• What to work on:
Select and copy out every line in the records containing "пишет".

• Extracted material:
- - - - - - -

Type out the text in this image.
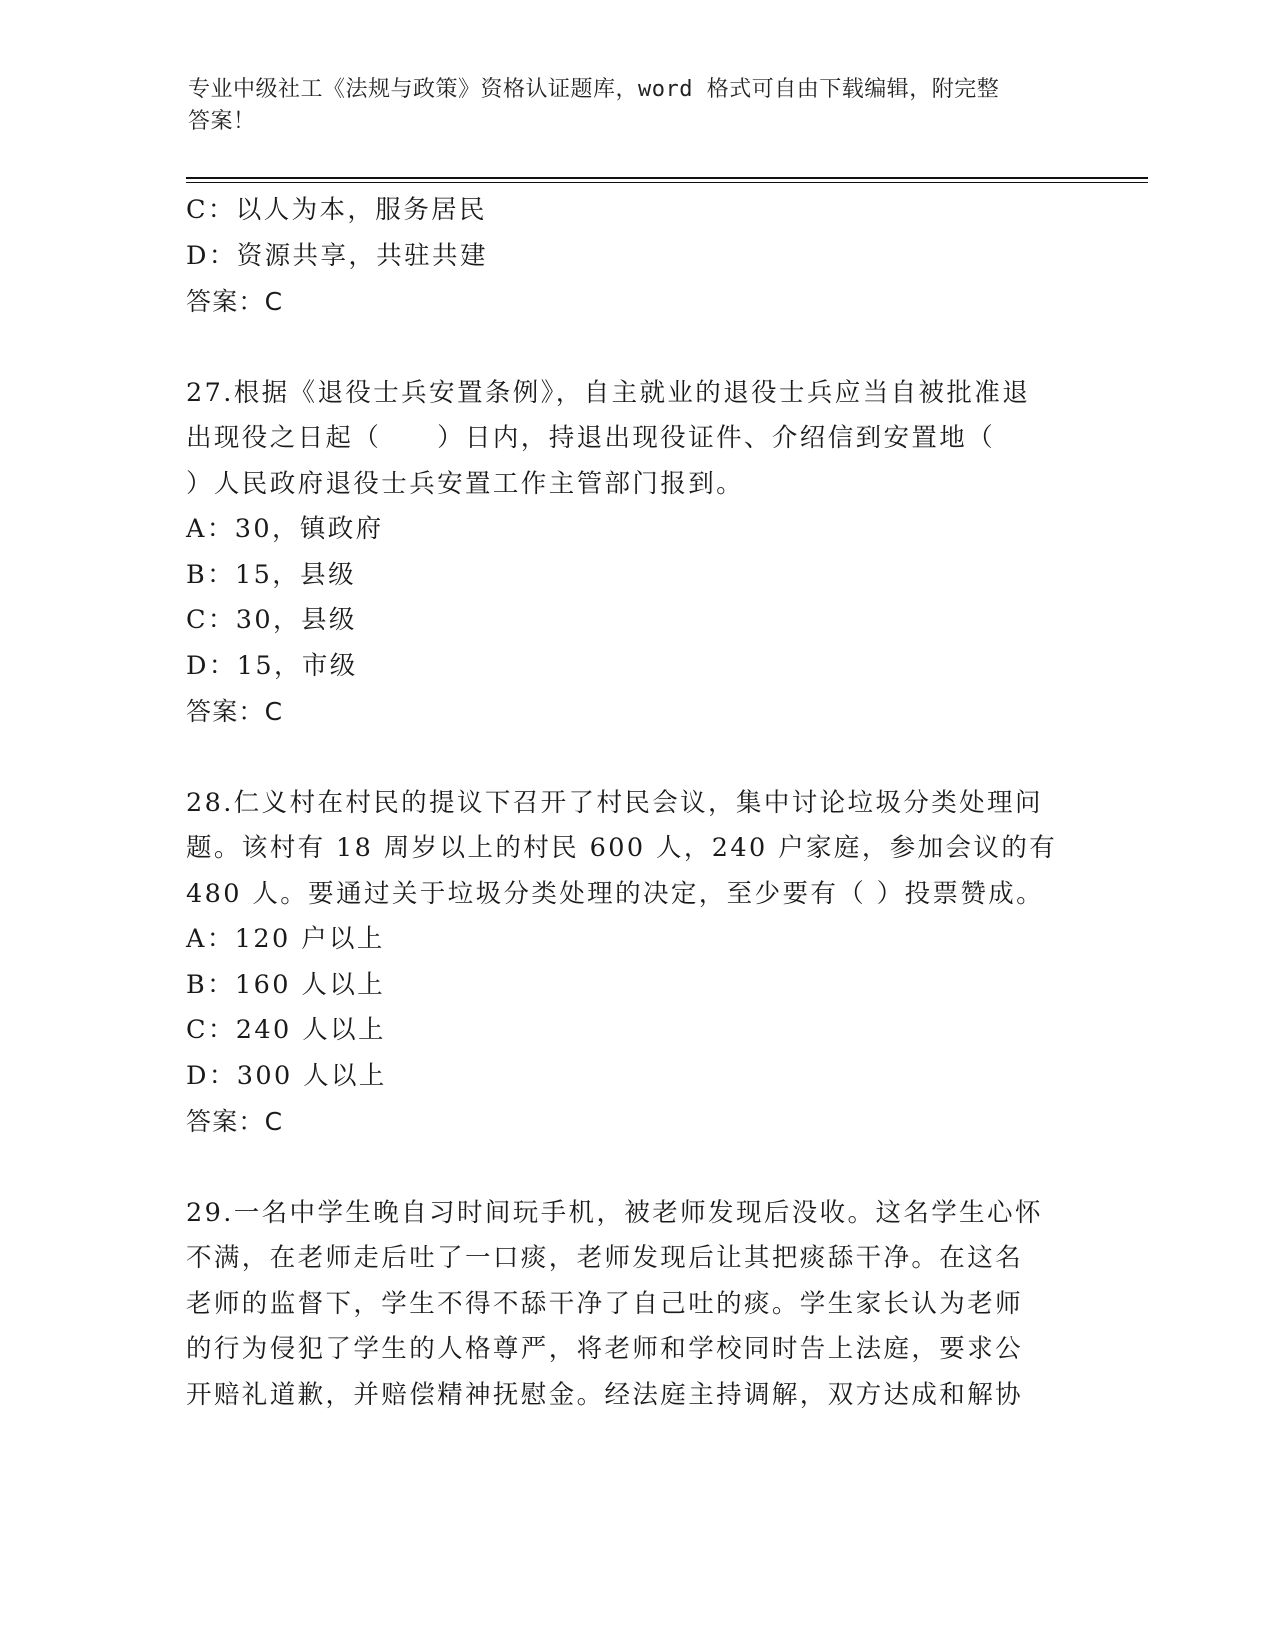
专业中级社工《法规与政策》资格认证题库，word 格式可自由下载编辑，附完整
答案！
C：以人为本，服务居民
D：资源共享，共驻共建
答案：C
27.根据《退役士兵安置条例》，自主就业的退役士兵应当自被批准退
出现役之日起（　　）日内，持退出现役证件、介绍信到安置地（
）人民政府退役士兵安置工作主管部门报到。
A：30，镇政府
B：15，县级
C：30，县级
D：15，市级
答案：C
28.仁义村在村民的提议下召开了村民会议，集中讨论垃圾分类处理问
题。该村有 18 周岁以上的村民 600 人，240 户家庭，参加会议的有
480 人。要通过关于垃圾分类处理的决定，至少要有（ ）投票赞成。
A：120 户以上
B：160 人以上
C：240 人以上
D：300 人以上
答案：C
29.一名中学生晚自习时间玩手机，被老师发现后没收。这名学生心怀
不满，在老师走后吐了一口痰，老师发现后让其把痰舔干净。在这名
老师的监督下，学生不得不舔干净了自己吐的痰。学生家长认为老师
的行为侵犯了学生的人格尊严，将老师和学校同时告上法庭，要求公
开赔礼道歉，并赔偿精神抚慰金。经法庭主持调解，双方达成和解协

- - - - - - -

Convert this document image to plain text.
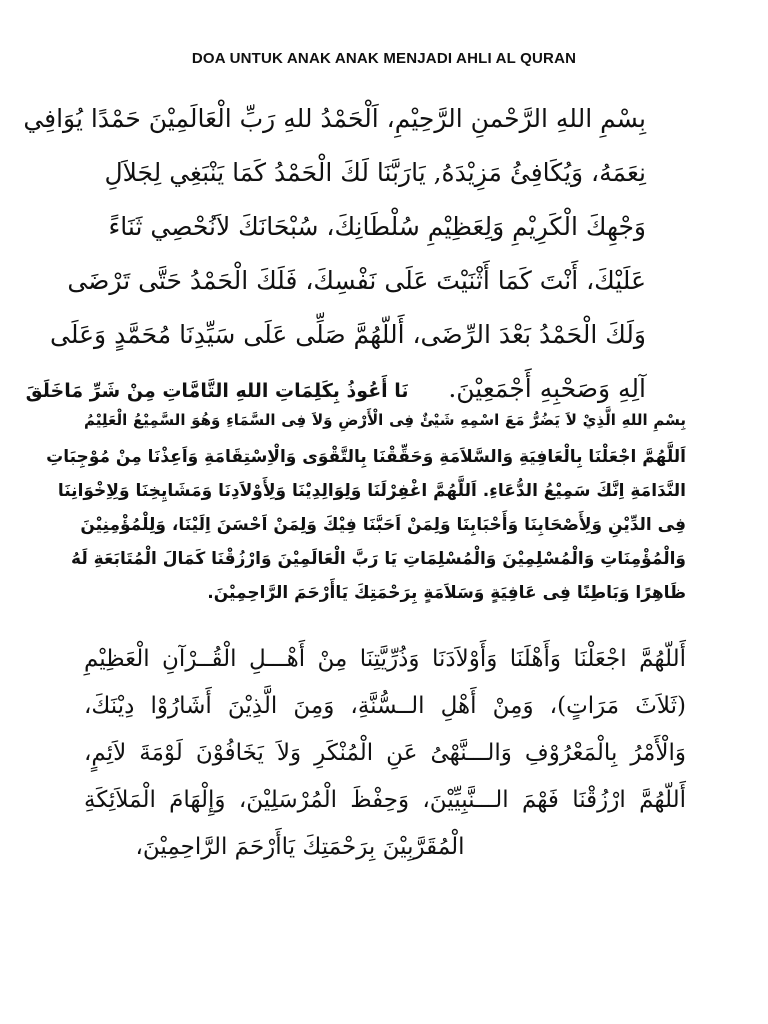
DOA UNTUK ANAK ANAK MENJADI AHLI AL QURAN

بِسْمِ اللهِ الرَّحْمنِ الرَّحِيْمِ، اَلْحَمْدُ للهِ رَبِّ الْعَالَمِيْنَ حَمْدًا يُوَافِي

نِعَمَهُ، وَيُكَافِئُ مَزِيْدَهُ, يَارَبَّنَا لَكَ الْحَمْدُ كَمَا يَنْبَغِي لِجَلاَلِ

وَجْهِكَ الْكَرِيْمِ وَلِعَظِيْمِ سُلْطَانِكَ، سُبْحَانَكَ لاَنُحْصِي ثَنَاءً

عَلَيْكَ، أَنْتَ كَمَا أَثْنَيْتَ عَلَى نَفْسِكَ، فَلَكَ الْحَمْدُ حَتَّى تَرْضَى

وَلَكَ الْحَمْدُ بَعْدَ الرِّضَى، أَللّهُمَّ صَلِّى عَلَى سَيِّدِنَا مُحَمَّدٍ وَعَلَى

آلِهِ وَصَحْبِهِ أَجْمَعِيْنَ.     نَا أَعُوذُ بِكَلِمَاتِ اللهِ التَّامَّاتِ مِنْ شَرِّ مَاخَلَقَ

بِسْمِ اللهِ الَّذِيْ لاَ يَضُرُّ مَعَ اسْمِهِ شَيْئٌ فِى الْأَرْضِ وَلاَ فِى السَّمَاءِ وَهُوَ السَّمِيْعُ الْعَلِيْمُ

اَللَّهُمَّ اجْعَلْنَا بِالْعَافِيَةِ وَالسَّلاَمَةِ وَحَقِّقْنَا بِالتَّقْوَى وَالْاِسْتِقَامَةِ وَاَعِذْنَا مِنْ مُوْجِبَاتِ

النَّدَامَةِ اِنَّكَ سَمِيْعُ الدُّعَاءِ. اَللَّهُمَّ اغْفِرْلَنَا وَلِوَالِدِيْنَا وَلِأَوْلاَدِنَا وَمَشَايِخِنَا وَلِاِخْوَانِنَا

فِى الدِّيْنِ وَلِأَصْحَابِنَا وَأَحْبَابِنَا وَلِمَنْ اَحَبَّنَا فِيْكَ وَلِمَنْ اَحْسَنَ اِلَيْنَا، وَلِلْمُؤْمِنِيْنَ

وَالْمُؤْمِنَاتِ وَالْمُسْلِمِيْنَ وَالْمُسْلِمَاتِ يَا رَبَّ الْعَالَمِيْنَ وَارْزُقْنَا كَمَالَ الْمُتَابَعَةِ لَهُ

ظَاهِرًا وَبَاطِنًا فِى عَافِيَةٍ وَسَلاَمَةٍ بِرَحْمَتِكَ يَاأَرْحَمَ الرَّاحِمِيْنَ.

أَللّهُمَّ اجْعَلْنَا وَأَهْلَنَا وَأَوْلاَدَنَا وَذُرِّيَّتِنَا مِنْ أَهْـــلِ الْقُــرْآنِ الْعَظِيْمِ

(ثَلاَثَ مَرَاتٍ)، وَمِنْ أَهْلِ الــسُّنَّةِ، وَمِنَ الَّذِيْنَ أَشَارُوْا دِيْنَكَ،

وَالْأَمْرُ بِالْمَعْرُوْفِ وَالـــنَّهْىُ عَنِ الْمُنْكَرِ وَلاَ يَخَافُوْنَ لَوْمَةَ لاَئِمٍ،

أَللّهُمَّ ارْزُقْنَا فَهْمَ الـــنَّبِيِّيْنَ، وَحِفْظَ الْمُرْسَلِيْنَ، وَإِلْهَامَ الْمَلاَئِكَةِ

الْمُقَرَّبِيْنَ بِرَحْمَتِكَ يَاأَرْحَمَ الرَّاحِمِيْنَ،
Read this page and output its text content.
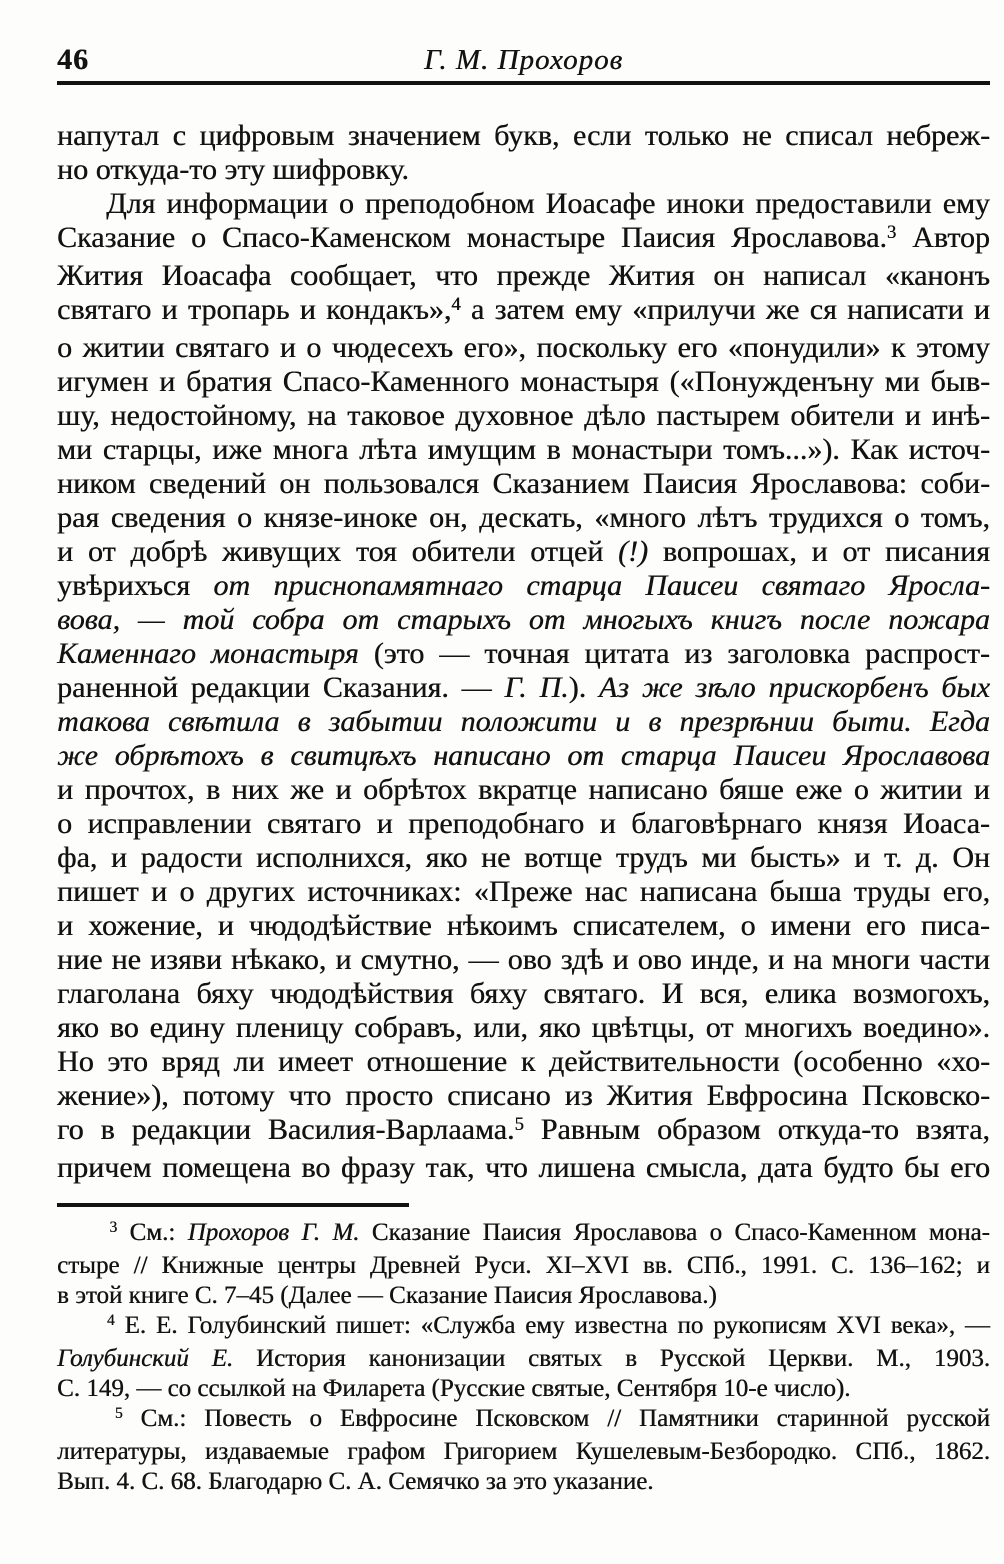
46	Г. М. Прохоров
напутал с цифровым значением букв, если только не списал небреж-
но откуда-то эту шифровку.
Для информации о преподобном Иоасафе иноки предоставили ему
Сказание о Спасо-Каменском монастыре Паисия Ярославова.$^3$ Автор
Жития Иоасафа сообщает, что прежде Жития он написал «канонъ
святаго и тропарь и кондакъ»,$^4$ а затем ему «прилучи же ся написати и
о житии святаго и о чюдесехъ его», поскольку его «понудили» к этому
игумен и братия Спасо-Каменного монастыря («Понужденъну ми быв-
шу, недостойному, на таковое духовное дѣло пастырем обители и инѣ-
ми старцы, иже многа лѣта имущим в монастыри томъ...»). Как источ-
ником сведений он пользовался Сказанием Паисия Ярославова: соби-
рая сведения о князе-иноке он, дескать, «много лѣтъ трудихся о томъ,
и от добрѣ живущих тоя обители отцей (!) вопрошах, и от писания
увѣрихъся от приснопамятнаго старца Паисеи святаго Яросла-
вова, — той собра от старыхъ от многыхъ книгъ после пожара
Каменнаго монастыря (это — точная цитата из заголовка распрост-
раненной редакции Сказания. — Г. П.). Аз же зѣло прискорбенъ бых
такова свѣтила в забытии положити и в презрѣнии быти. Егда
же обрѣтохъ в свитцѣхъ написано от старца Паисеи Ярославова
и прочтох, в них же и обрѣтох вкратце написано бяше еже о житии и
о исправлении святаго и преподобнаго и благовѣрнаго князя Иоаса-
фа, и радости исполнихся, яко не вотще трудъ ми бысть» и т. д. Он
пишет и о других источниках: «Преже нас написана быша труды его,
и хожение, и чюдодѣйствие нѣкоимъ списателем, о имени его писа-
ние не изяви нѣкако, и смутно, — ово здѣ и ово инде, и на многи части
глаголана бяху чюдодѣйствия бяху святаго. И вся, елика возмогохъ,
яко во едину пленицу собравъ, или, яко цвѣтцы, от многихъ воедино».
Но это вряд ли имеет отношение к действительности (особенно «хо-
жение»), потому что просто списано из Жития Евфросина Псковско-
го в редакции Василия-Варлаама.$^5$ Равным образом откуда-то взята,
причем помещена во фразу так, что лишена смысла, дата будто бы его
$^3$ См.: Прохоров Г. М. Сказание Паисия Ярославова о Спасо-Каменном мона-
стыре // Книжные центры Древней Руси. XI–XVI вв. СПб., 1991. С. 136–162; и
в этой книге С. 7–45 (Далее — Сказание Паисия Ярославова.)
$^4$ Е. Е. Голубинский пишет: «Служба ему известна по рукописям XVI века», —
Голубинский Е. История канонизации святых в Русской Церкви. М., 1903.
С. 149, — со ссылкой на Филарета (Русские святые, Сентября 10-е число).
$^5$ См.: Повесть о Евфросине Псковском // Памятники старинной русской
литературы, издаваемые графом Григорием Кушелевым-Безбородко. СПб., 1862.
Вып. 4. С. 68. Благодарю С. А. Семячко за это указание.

- - - - - - -

• Reply to the exercise:
пишет и о других источниках: «Преже нас написана быша труды его,
$^4$ Е. Е. Голубинский пишет: «Служба ему известна по рукописям XVI века», —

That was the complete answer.